**Task details**
Every line that includes the word "title" is to be listed.

Source records
——

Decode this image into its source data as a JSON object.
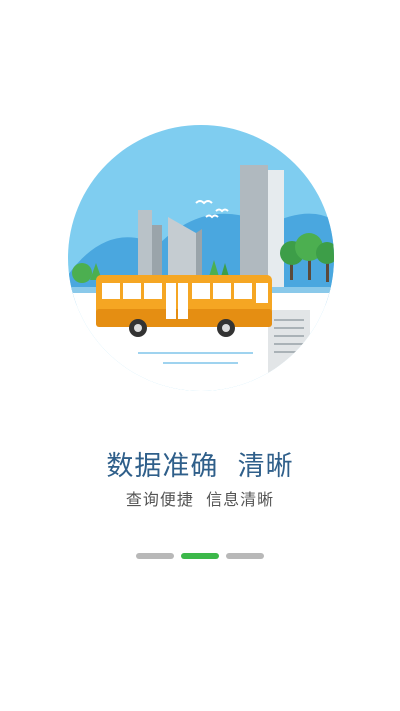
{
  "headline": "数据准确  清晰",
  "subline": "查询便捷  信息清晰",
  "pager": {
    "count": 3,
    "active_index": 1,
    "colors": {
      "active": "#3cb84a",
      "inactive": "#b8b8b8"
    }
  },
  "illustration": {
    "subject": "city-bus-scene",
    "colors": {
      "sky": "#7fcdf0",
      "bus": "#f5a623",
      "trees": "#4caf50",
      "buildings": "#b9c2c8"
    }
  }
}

——

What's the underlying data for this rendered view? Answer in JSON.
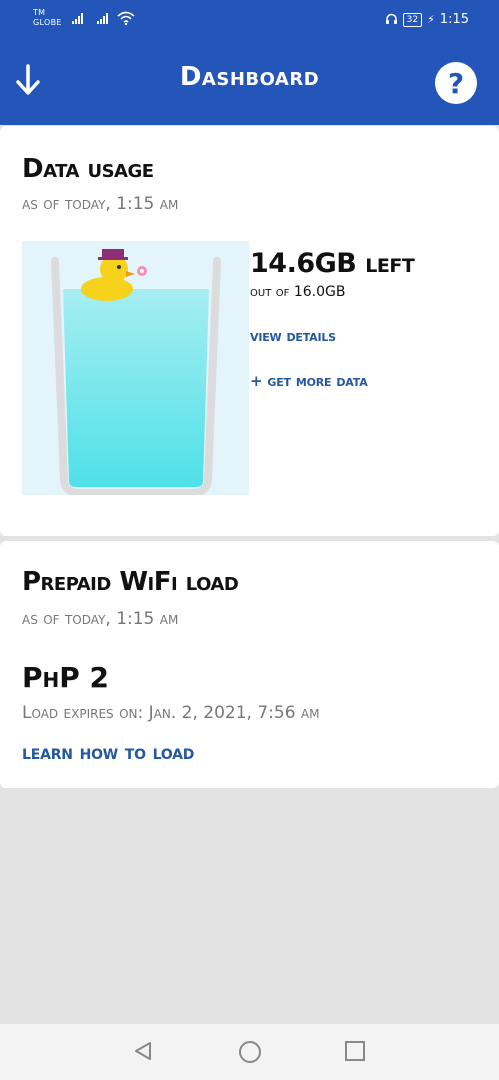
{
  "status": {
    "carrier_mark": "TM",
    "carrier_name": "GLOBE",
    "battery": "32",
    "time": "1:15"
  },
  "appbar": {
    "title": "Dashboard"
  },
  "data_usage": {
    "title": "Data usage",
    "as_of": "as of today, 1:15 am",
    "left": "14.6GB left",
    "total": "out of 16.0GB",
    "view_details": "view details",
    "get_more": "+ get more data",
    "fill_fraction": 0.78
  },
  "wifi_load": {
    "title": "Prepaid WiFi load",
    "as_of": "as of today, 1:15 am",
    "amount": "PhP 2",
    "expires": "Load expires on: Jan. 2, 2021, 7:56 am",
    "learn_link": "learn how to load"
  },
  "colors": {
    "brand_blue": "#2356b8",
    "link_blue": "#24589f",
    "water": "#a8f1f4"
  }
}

——

**Solution to the problem**
    "title": "Dashboard"
    "title": "Data usage",
    "title": "Prepaid WiFi load",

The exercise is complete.